Work through the data below line by line and say how many lines hold "this"; give only the number.

▶ [DATASET EXTRACT]:
______________________________
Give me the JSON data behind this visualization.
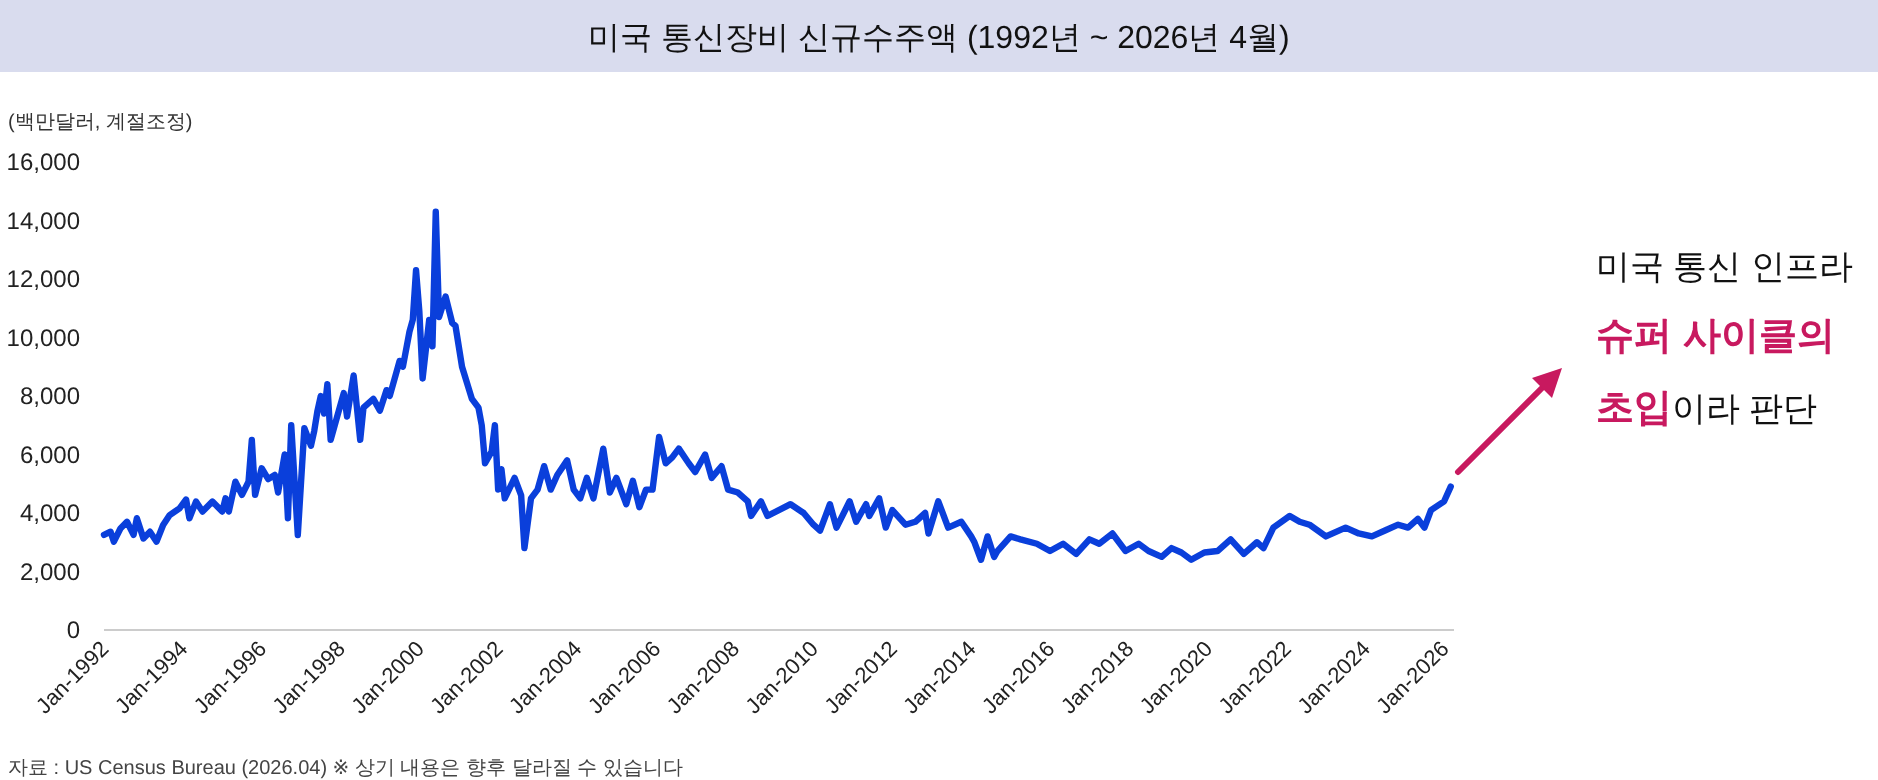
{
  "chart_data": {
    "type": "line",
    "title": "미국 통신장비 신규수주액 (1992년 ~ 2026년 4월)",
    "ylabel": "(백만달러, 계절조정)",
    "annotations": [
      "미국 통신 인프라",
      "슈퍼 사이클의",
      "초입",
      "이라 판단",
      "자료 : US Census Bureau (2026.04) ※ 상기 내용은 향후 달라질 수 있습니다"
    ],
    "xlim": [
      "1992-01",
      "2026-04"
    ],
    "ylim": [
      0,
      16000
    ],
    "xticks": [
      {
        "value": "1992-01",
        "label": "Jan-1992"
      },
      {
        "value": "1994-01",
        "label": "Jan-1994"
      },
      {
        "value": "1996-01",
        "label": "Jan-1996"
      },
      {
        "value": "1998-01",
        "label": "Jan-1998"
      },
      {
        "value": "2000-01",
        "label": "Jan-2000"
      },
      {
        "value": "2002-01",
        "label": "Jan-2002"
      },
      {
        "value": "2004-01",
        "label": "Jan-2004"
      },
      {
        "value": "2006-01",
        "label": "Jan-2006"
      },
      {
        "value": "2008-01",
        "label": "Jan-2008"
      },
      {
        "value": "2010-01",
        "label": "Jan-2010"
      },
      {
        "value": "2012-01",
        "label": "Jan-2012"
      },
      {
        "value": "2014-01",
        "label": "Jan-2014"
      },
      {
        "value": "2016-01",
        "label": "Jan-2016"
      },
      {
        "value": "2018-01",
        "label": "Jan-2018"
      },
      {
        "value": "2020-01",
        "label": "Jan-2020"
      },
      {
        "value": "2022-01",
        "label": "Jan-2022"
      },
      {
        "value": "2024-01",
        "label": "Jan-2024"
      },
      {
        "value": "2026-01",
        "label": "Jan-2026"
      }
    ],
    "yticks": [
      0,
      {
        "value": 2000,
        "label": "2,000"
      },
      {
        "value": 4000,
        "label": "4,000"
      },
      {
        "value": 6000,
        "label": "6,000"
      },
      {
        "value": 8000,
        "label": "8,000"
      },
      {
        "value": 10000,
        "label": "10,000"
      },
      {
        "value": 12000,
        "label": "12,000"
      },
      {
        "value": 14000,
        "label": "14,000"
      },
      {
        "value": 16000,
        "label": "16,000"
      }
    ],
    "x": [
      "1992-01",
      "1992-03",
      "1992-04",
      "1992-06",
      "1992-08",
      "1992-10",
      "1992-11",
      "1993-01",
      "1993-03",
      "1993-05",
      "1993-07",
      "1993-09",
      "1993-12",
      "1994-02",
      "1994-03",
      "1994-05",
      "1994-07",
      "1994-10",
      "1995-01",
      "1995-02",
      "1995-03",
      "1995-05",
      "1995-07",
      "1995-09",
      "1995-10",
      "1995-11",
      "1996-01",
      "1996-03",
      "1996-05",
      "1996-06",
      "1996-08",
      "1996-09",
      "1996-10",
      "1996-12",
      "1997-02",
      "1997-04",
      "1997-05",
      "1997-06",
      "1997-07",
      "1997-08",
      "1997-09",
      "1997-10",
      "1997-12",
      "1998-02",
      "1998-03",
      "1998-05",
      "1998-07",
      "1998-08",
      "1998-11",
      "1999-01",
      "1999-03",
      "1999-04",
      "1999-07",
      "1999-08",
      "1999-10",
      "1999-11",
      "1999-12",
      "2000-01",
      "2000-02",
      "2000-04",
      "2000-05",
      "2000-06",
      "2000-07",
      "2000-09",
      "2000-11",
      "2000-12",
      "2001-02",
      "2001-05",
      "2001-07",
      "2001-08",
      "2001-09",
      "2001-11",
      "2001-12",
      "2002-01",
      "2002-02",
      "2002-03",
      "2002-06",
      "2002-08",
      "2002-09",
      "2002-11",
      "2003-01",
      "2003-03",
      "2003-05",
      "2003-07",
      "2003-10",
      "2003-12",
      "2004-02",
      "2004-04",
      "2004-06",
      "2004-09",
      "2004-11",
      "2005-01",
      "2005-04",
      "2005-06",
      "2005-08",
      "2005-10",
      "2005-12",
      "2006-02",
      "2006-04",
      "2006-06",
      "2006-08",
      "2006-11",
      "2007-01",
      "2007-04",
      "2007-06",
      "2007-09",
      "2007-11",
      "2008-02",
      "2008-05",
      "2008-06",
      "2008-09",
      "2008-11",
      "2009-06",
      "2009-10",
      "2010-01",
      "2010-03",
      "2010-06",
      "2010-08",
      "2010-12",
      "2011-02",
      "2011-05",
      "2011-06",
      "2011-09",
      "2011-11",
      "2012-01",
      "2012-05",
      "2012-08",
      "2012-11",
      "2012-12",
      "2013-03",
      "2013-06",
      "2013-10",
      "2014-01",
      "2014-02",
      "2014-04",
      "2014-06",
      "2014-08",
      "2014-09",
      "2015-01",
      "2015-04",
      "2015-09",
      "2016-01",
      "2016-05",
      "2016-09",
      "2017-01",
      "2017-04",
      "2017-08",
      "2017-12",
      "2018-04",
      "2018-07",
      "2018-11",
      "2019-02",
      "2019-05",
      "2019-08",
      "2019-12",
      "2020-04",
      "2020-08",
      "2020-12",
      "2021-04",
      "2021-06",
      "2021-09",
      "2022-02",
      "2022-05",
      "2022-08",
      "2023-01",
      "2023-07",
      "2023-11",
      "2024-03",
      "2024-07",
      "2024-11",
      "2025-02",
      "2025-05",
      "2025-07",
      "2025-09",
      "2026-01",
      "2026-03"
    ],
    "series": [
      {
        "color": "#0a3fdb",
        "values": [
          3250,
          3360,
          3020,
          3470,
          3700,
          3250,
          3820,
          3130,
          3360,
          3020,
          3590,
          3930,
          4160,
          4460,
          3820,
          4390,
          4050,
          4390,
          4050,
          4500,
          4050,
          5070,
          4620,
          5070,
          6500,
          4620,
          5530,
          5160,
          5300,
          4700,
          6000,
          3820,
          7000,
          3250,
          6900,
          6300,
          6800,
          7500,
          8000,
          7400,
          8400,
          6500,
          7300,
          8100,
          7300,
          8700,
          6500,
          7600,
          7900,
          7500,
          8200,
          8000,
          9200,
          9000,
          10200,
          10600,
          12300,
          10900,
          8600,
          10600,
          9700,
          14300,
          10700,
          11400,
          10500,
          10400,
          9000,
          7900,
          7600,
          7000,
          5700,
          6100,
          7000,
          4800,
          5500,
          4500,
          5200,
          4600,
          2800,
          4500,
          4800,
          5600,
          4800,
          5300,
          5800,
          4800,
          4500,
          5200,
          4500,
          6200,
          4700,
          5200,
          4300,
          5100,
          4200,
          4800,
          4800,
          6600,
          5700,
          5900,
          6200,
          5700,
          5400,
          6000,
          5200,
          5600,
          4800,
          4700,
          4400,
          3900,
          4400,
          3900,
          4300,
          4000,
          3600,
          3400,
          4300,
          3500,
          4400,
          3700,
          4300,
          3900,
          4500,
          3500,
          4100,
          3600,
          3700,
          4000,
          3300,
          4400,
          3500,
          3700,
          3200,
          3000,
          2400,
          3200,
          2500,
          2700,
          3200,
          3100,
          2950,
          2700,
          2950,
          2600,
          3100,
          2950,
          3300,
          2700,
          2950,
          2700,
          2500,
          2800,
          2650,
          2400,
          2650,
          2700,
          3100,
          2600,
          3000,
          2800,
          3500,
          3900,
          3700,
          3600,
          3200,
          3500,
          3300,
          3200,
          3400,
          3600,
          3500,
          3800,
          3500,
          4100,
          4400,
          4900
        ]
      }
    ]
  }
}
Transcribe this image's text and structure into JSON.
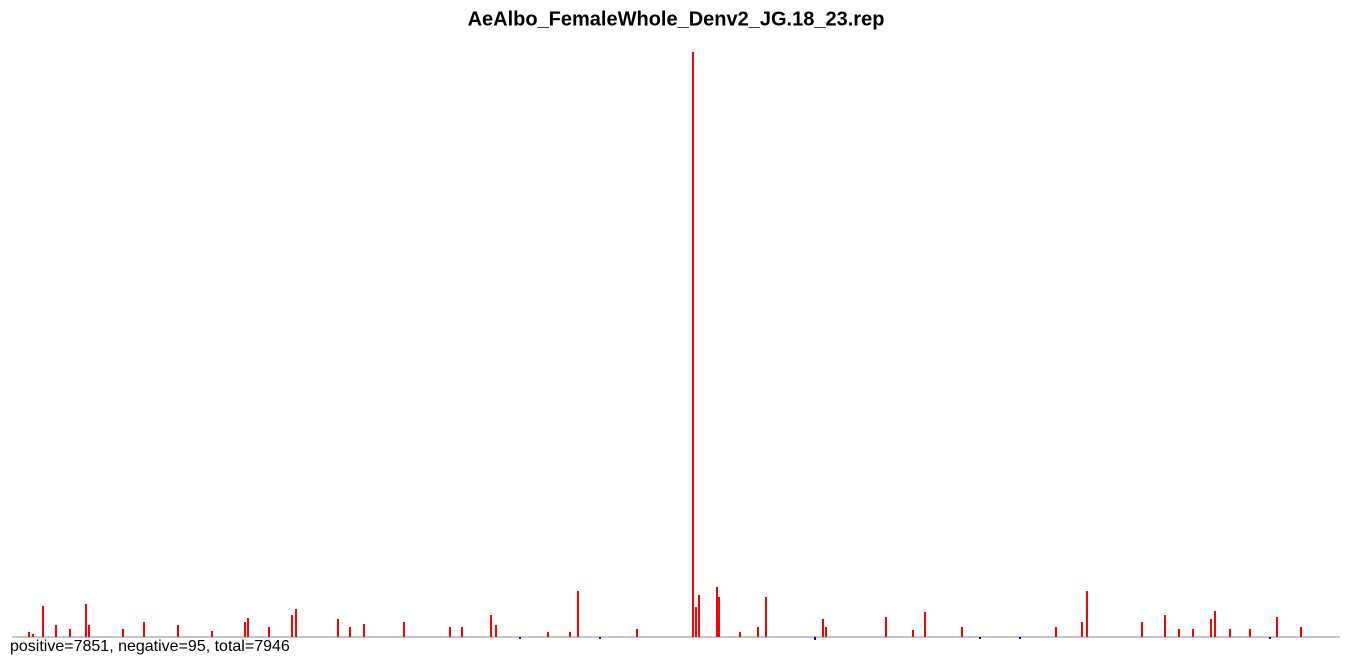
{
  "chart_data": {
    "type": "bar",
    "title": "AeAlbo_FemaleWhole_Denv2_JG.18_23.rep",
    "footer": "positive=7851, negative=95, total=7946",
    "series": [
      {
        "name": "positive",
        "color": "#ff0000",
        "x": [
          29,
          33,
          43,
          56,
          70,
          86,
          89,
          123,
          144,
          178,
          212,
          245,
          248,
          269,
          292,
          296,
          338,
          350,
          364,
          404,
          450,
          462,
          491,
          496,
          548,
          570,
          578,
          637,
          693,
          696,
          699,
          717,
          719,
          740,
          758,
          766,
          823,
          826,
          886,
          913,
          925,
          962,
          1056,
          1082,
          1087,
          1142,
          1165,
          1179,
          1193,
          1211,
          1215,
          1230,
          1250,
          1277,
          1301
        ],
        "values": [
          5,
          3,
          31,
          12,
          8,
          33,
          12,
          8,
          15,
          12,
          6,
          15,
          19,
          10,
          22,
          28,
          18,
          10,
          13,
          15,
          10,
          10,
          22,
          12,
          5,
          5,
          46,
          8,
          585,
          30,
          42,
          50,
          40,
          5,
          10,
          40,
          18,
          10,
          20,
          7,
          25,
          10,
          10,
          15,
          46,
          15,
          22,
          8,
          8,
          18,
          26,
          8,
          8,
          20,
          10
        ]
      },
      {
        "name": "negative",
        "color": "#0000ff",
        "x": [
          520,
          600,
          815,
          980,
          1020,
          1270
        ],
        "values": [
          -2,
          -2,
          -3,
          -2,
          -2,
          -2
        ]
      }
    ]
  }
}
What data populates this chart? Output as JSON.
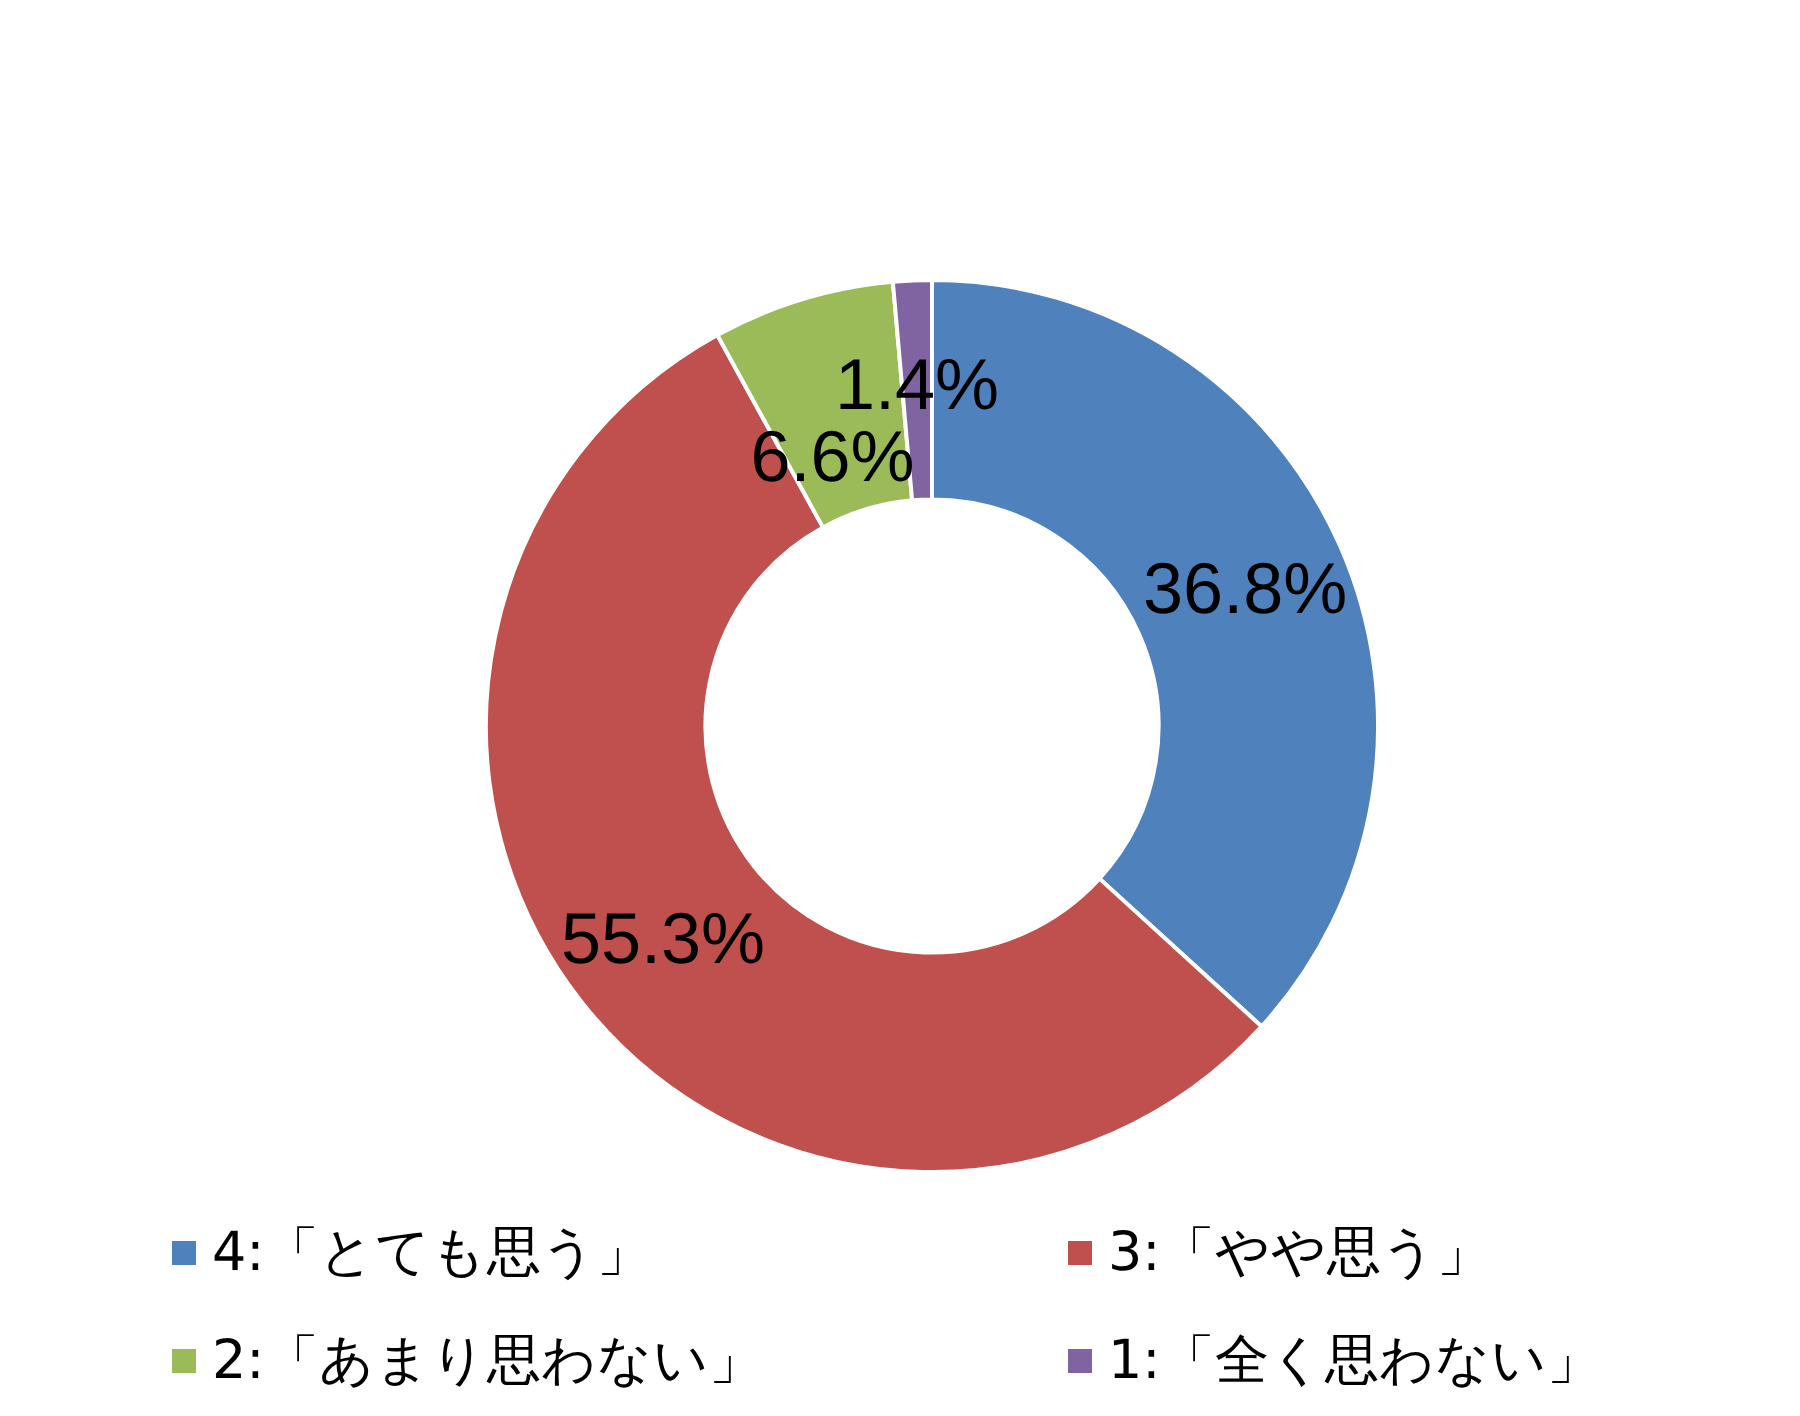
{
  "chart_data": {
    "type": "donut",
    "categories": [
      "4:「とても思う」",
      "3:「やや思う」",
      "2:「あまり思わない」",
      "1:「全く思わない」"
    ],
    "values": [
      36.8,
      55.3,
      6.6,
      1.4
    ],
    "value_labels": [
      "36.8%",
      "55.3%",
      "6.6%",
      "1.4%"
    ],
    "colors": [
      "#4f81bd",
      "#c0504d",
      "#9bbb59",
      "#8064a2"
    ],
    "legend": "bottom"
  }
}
______________________________
▶ [EXERCISE ANSWER]:
3